(SHORT PROBLEM) Write the data below out exactly as it stands. Do not include the pictures.

(SUPPLIED MATERIAL)
________________________________________

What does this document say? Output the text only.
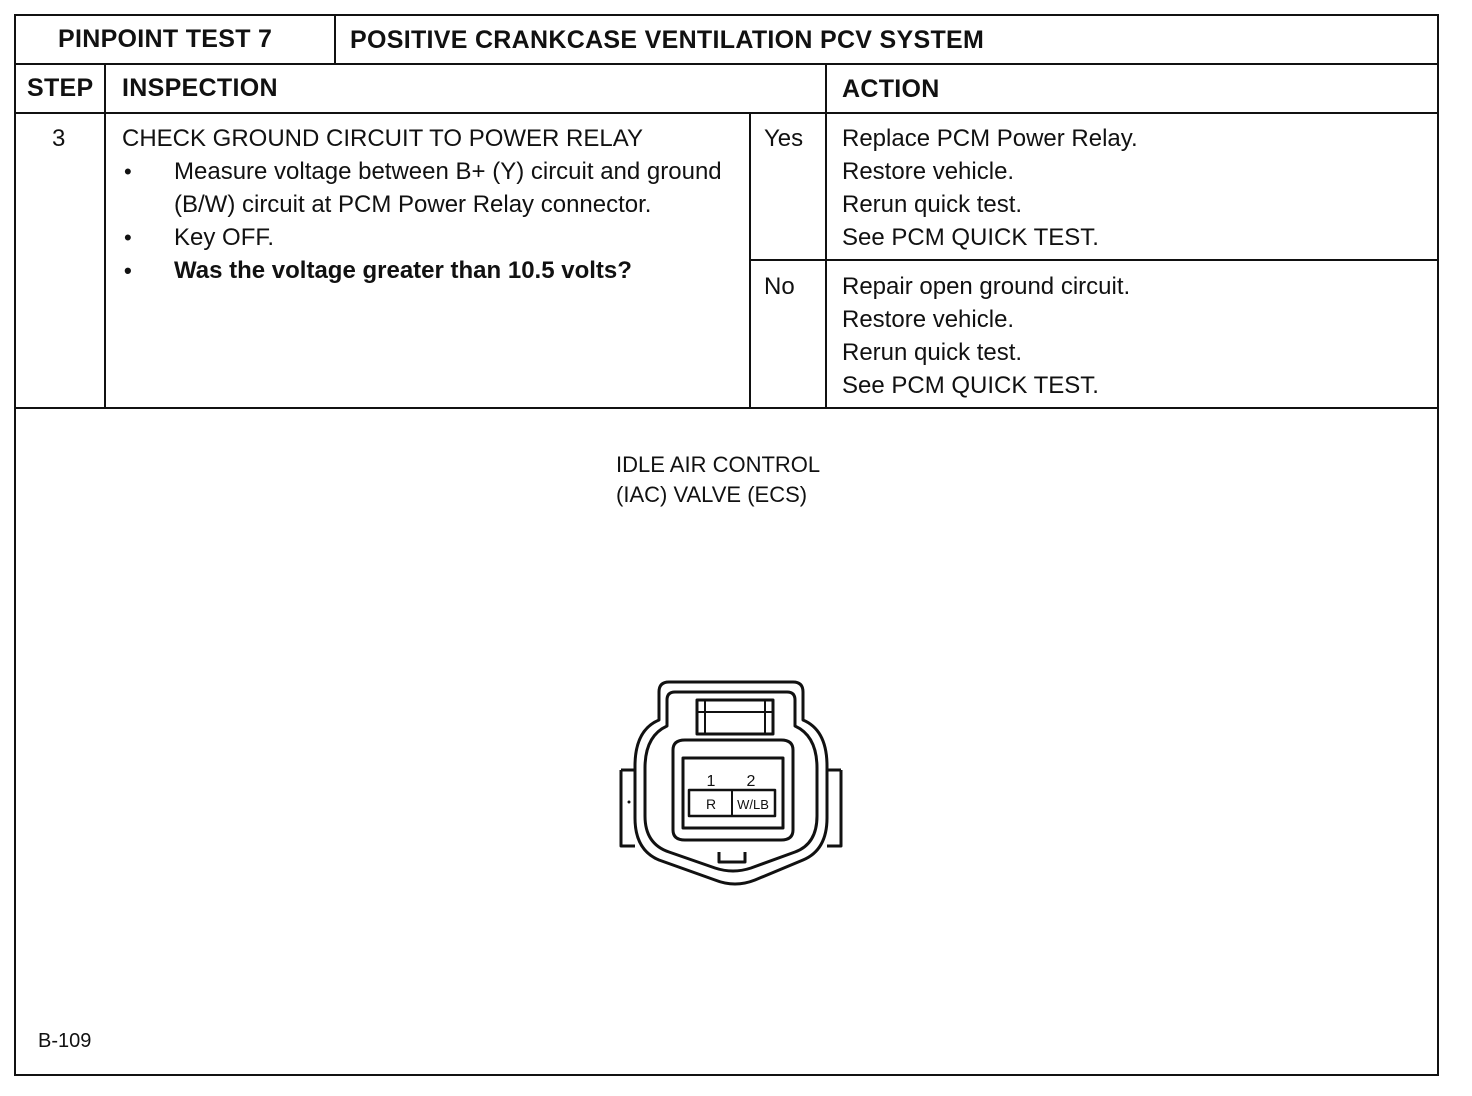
PINPOINT TEST 7	POSITIVE CRANKCASE VENTILATION PCV SYSTEM
STEP INSPECTION	ACTION
3 CHECK GROUND CIRCUIT TO POWER RELAY
• Measure voltage between B+ (Y) circuit and ground (B/W) circuit at PCM Power Relay connector.
• Key OFF.
• Was the voltage greater than 10.5 volts?
Yes Replace PCM Power Relay.
Restore vehicle.
Rerun quick test.
See PCM QUICK TEST.
No Repair open ground circuit.
Restore vehicle.
Rerun quick test.
See PCM QUICK TEST.
IDLE AIR CONTROL
(IAC) VALVE (ECS)
1 2
R W/LB
B-109
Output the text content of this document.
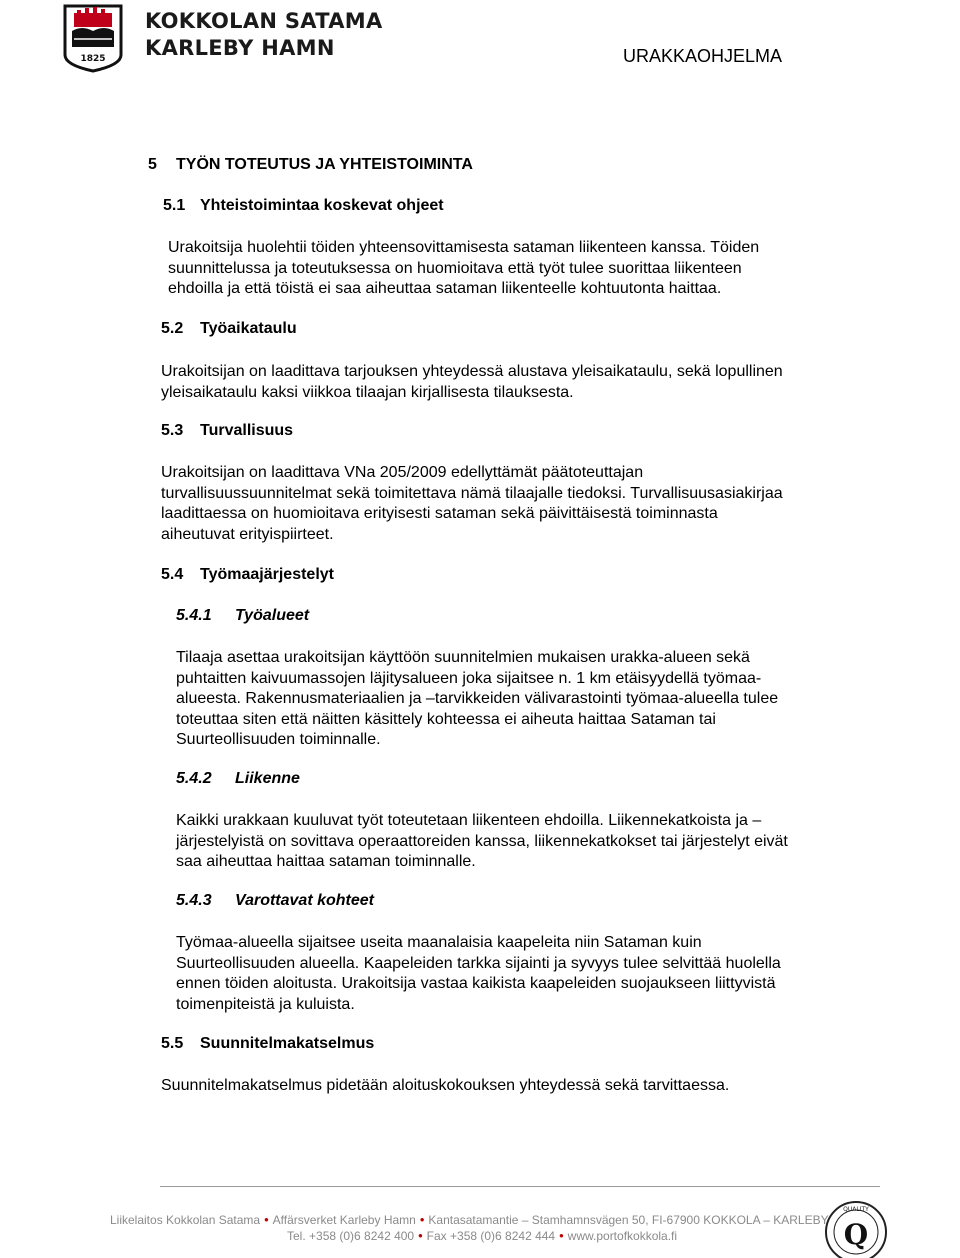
1825
KOKKOLAN SATAMA
KARLEBY HAMN	URAKKAOHJELMA
5 TYÖN TOTEUTUS JA YHTEISTOIMINTA
5.1 Yhteistoimintaa koskevat ohjeet
Urakoitsija huolehtii töiden yhteensovittamisesta sataman liikenteen kanssa. Töiden
suunnittelussa ja toteutuksessa on huomioitava että työt tulee suorittaa liikenteen
ehdoilla ja että töistä ei saa aiheuttaa sataman liikenteelle kohtuutonta haittaa.
5.2 Työaikataulu
Urakoitsijan on laadittava tarjouksen yhteydessä alustava yleisaikataulu, sekä lopullinen
yleisaikataulu kaksi viikkoa tilaajan kirjallisesta tilauksesta.
5.3 Turvallisuus
Urakoitsijan on laadittava VNa 205/2009 edellyttämät päätoteuttajan
turvallisuussuunnitelmat sekä toimitettava nämä tilaajalle tiedoksi. Turvallisuusasiakirjaa
laadittaessa on huomioitava erityisesti sataman sekä päivittäisestä toiminnasta
aiheutuvat erityispiirteet.
5.4 Työmaajärjestelyt
5.4.1 Työalueet
Tilaaja asettaa urakoitsijan käyttöön suunnitelmien mukaisen urakka-alueen sekä
puhtaitten kaivuumassojen läjitysalueen joka sijaitsee n. 1 km etäisyydellä työmaa-
alueesta. Rakennusmateriaalien ja –tarvikkeiden välivarastointi työmaa-alueella tulee
toteuttaa siten että näitten käsittely kohteessa ei aiheuta haittaa Sataman tai
Suurteollisuuden toiminnalle.
5.4.2 Liikenne
Kaikki urakkaan kuuluvat työt toteutetaan liikenteen ehdoilla. Liikennekatkoista ja –
järjestelyistä on sovittava operaattoreiden kanssa, liikennekatkokset tai järjestelyt eivät
saa aiheuttaa haittaa sataman toiminnalle.
5.4.3 Varottavat kohteet
Työmaa-alueella sijaitsee useita maanalaisia kaapeleita niin Sataman kuin
Suurteollisuuden alueella. Kaapeleiden tarkka sijainti ja syvyys tulee selvittää huolella
ennen töiden aloitusta. Urakoitsija vastaa kaikista kaapeleiden suojaukseen liittyvistä
toimenpiteistä ja kuluista.
5.5 Suunnitelmakatselmus
Suunnitelmakatselmus pidetään aloituskokouksen yhteydessä sekä tarvittaessa.
Liikelaitos Kokkolan Satama • Affärsverket Karleby Hamn • Kantasatamantie – Stamhamnsvägen 50, FI-67900 KOKKOLA – KARLEBY
Tel. +358 (0)6 8242 400 • Fax +358 (0)6 8242 444 • www.portofkokkola.fi
QUALITY
Q
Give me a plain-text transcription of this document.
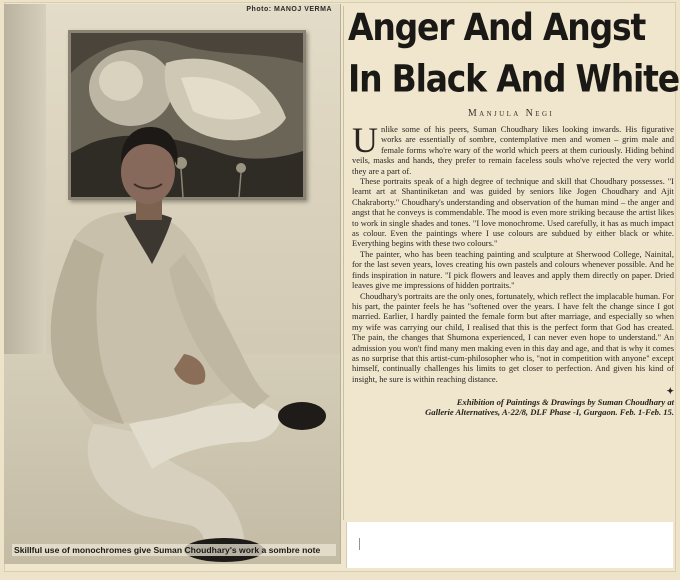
Photo: MANOJ VERMA
Skillful use of monochromes give Suman Choudhary's work a sombre note
Anger And Angst
In Black And White
Manjula Negi

Unlike some of his peers, Suman Choudhary likes looking inwards. His figurative works are essentially of sombre, contemplative men and women – grim male and female forms who're wary of the world which peers at them curiously. Hiding behind veils, masks and hands, they prefer to remain faceless souls who've rejected the very world they are a part of.

These portraits speak of a high degree of technique and skill that Choudhary possesses. "I learnt art at Shantiniketan and was guided by seniors like Jogen Choudhary and Ajit Chakraborty." Choudhary's understanding and observation of the human mind – the anger and angst that he conveys is commendable. The mood is even more striking because the artist likes to work in single shades and tones. "I love monochrome. Used carefully, it has as much impact as colour. Even the paintings where I use colours are subdued by either black or white. Everything begins with these two colours."

The painter, who has been teaching painting and sculpture at Sherwood College, Nainital, for the last seven years, loves creating his own pastels and colours whenever possible. And he finds inspiration in nature. "I pick flowers and leaves and apply them directly on paper. Dried leaves give me impressions of hidden portraits."

Choudhary's portraits are the only ones, fortunately, which reflect the implacable human. For his part, the painter feels he has "softened over the years. I have felt the change since I got married. Earlier, I hardly painted the female form but after marriage, and especially so when my wife was carrying our child, I realised that this is the perfect form that God has created. The pain, the changes that Shumona experienced, I can never even hope to understand." An admission you won't find many men making even in this day and age, and that is why it comes as no surprise that this artist-cum-philosopher who is, "not in competition with anyone" except himself, continually challenges his limits to get closer to perfection. And given his kind of insight, he sure is within reaching distance.

✦
Exhibition of Paintings & Drawings by Suman Choudhary at
Gallerie Alternatives, A-22/8, DLF Phase -I, Gurgaon. Feb. 1-Feb. 15.
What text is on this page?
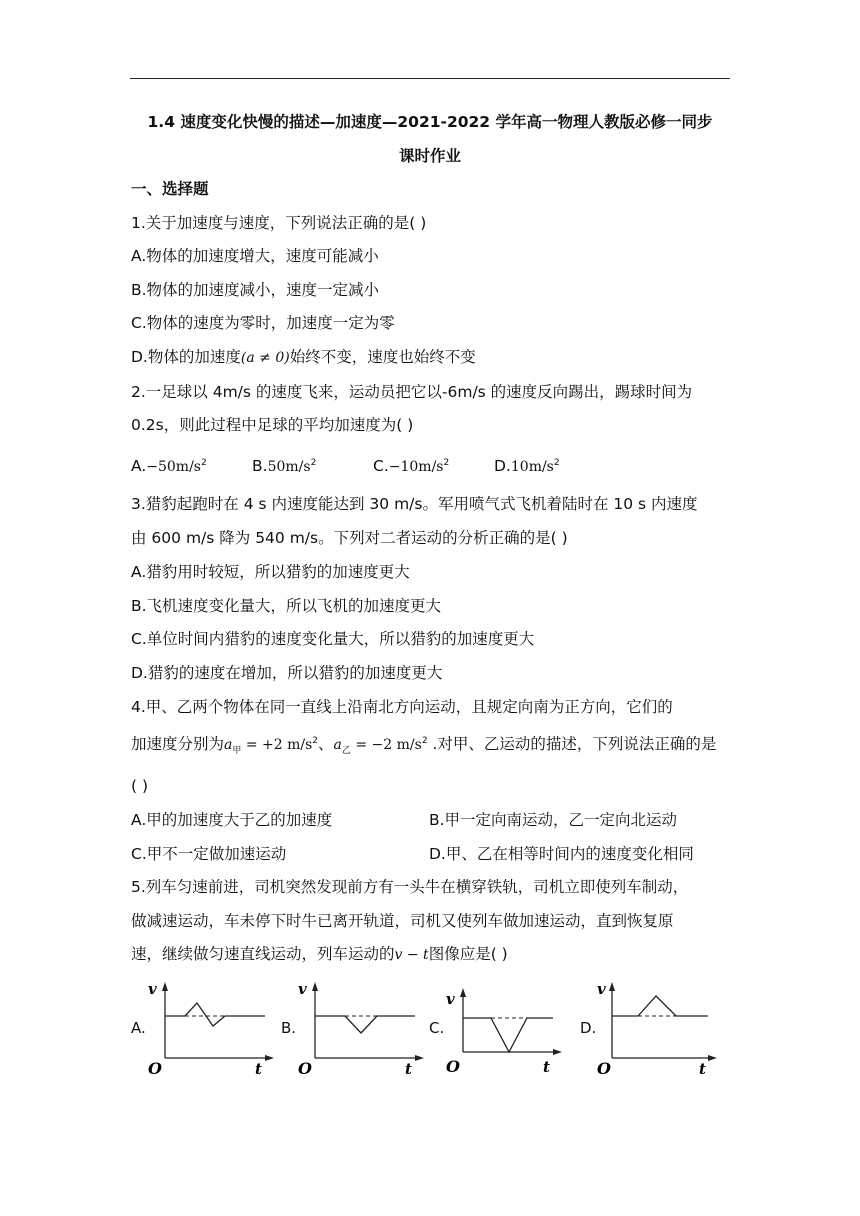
1.4 速度变化快慢的描述—加速度—2021-2022 学年高一物理人教版必修一同步
课时作业
一、选择题
1.关于加速度与速度，下列说法正确的是( )
A.物体的加速度增大，速度可能减小
B.物体的加速度减小，速度一定减小
C.物体的速度为零时，加速度一定为零
D.物体的加速度(a ≠ 0)始终不变，速度也始终不变
2.一足球以 4m/s 的速度飞来，运动员把它以-6m/s 的速度反向踢出，踢球时间为
0.2s，则此过程中足球的平均加速度为( )
$A.-50m/s^2$	$B.50m/s^2$	$C.-10m/s^2$	$D.10m/s^2$
3.猎豹起跑时在 4 s 内速度能达到 30 m/s。军用喷气式飞机着陆时在 10 s 内速度
由 600 m/s 降为 540 m/s。下列对二者运动的分析正确的是( )
A.猎豹用时较短，所以猎豹的加速度更大
B.飞机速度变化量大，所以飞机的加速度更大
C.单位时间内猎豹的速度变化量大，所以猎豹的加速度更大
D.猎豹的速度在增加，所以猎豹的加速度更大
4.甲、乙两个物体在同一直线上沿南北方向运动，且规定向南为正方向，它们的
加速度分别为$a_甲 = +2$ $m/s^2$、$a_乙 = -2$ $m/s^2$ .对甲、乙运动的描述，下列说法正确的是
( )
A.甲的加速度大于乙的加速度	B.甲一定向南运动，乙一定向北运动
C.甲不一定做加速运动	D.甲、乙在相等时间内的速度变化相同
5.列车匀速前进，司机突然发现前方有一头牛在横穿铁轨，司机立即使列车制动，
做减速运动，车未停下时牛已离开轨道，司机又使列车做加速运动，直到恢复原
速，继续做匀速直线运动，列车运动的v − t图像应是( )
A.	B.	C.	D.
v
O	t
v
O	t
v
O	t
v
O	t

________________________________________

(RESPONSE TO THIS TASK)
What does this document say? Output the text only.
PINPOINT TEST 7	POSITIVE CRANKCASE VENTILATION PCV SYSTEM
STEP INSPECTION	ACTION
3 CHECK GROUND CIRCUIT TO POWER RELAY
• Measure voltage between B+ (Y) circuit and ground (B/W) circuit at PCM Power Relay connector.
• Key OFF.
• Was the voltage greater than 10.5 volts?
Yes Replace PCM Power Relay.
Restore vehicle.
Rerun quick test.
See PCM QUICK TEST.
No Repair open ground circuit.
Restore vehicle.
Rerun quick test.
See PCM QUICK TEST.
IDLE AIR CONTROL
(IAC) VALVE (ECS)
1 2
R W/LB
B-109
Output the text content of this document.
1825
KOKKOLAN SATAMA
KARLEBY HAMN	URAKKAOHJELMA
5 TYÖN TOTEUTUS JA YHTEISTOIMINTA
5.1 Yhteistoimintaa koskevat ohjeet
Urakoitsija huolehtii töiden yhteensovittamisesta sataman liikenteen kanssa. Töiden
suunnittelussa ja toteutuksessa on huomioitava että työt tulee suorittaa liikenteen
ehdoilla ja että töistä ei saa aiheuttaa sataman liikenteelle kohtuutonta haittaa.
5.2 Työaikataulu
Urakoitsijan on laadittava tarjouksen yhteydessä alustava yleisaikataulu, sekä lopullinen
yleisaikataulu kaksi viikkoa tilaajan kirjallisesta tilauksesta.
5.3 Turvallisuus
Urakoitsijan on laadittava VNa 205/2009 edellyttämät päätoteuttajan
turvallisuussuunnitelmat sekä toimitettava nämä tilaajalle tiedoksi. Turvallisuusasiakirjaa
laadittaessa on huomioitava erityisesti sataman sekä päivittäisestä toiminnasta
aiheutuvat erityispiirteet.
5.4 Työmaajärjestelyt
5.4.1 Työalueet
Tilaaja asettaa urakoitsijan käyttöön suunnitelmien mukaisen urakka-alueen sekä
puhtaitten kaivuumassojen läjitysalueen joka sijaitsee n. 1 km etäisyydellä työmaa-
alueesta. Rakennusmateriaalien ja –tarvikkeiden välivarastointi työmaa-alueella tulee
toteuttaa siten että näitten käsittely kohteessa ei aiheuta haittaa Sataman tai
Suurteollisuuden toiminnalle.
5.4.2 Liikenne
Kaikki urakkaan kuuluvat työt toteutetaan liikenteen ehdoilla. Liikennekatkoista ja –
järjestelyistä on sovittava operaattoreiden kanssa, liikennekatkokset tai järjestelyt eivät
saa aiheuttaa haittaa sataman toiminnalle.
5.4.3 Varottavat kohteet
Työmaa-alueella sijaitsee useita maanalaisia kaapeleita niin Sataman kuin
Suurteollisuuden alueella. Kaapeleiden tarkka sijainti ja syvyys tulee selvittää huolella
ennen töiden aloitusta. Urakoitsija vastaa kaikista kaapeleiden suojaukseen liittyvistä
toimenpiteistä ja kuluista.
5.5 Suunnitelmakatselmus
Suunnitelmakatselmus pidetään aloituskokouksen yhteydessä sekä tarvittaessa.
Liikelaitos Kokkolan Satama • Affärsverket Karleby Hamn • Kantasatamantie – Stamhamnsvägen 50, FI-67900 KOKKOLA – KARLEBY
Tel. +358 (0)6 8242 400 • Fax +358 (0)6 8242 444 • www.portofkokkola.fi
QUALITY
Q
Give me a plain-text transcription of this document.
Photo: MANOJ VERMA
Skillful use of monochromes give Suman Choudhary's work a sombre note
Anger And Angst
In Black And White
Manjula Negi

Unlike some of his peers, Suman Choudhary likes looking inwards. His figurative works are essentially of sombre, contemplative men and women – grim male and female forms who're wary of the world which peers at them curiously. Hiding behind veils, masks and hands, they prefer to remain faceless souls who've rejected the very world they are a part of.

These portraits speak of a high degree of technique and skill that Choudhary possesses. "I learnt art at Shantiniketan and was guided by seniors like Jogen Choudhary and Ajit Chakraborty." Choudhary's understanding and observation of the human mind – the anger and angst that he conveys is commendable. The mood is even more striking because the artist likes to work in single shades and tones. "I love monochrome. Used carefully, it has as much impact as colour. Even the paintings where I use colours are subdued by either black or white. Everything begins with these two colours."

The painter, who has been teaching painting and sculpture at Sherwood College, Nainital, for the last seven years, loves creating his own pastels and colours whenever possible. And he finds inspiration in nature. "I pick flowers and leaves and apply them directly on paper. Dried leaves give me impressions of hidden portraits."

Choudhary's portraits are the only ones, fortunately, which reflect the implacable human. For his part, the painter feels he has "softened over the years. I have felt the change since I got married. Earlier, I hardly painted the female form but after marriage, and especially so when my wife was carrying our child, I realised that this is the perfect form that God has created. The pain, the changes that Shumona experienced, I can never even hope to understand." An admission you won't find many men making even in this day and age, and that is why it comes as no surprise that this artist-cum-philosopher who is, "not in competition with anyone" except himself, continually challenges his limits to get closer to perfection. And given his kind of insight, he sure is within reaching distance.

✦
Exhibition of Paintings & Drawings by Suman Choudhary at
Gallerie Alternatives, A-22/8, DLF Phase -I, Gurgaon. Feb. 1-Feb. 15.
What text is on this page?
1.4 速度变化快慢的描述—加速度—2021-2022 学年高一物理人教版必修一同步
课时作业
一、选择题
1.关于加速度与速度，下列说法正确的是( )
A.物体的加速度增大，速度可能减小
B.物体的加速度减小，速度一定减小
C.物体的速度为零时，加速度一定为零
D.物体的加速度(a ≠ 0)始终不变，速度也始终不变
2.一足球以 4m/s 的速度飞来，运动员把它以-6m/s 的速度反向踢出，踢球时间为
0.2s，则此过程中足球的平均加速度为( )
$A.-50m/s^2$	$B.50m/s^2$	$C.-10m/s^2$	$D.10m/s^2$
3.猎豹起跑时在 4 s 内速度能达到 30 m/s。军用喷气式飞机着陆时在 10 s 内速度
由 600 m/s 降为 540 m/s。下列对二者运动的分析正确的是( )
A.猎豹用时较短，所以猎豹的加速度更大
B.飞机速度变化量大，所以飞机的加速度更大
C.单位时间内猎豹的速度变化量大，所以猎豹的加速度更大
D.猎豹的速度在增加，所以猎豹的加速度更大
4.甲、乙两个物体在同一直线上沿南北方向运动，且规定向南为正方向，它们的
加速度分别为$a_甲 = +2$ $m/s^2$、$a_乙 = -2$ $m/s^2$ .对甲、乙运动的描述，下列说法正确的是
( )
A.甲的加速度大于乙的加速度	B.甲一定向南运动，乙一定向北运动
C.甲不一定做加速运动	D.甲、乙在相等时间内的速度变化相同
5.列车匀速前进，司机突然发现前方有一头牛在横穿铁轨，司机立即使列车制动，
做减速运动，车未停下时牛已离开轨道，司机又使列车做加速运动，直到恢复原
速，继续做匀速直线运动，列车运动的v − t图像应是( )
A.	B.	C.	D.
v
O	t
v
O	t
v
O	t
v
O	t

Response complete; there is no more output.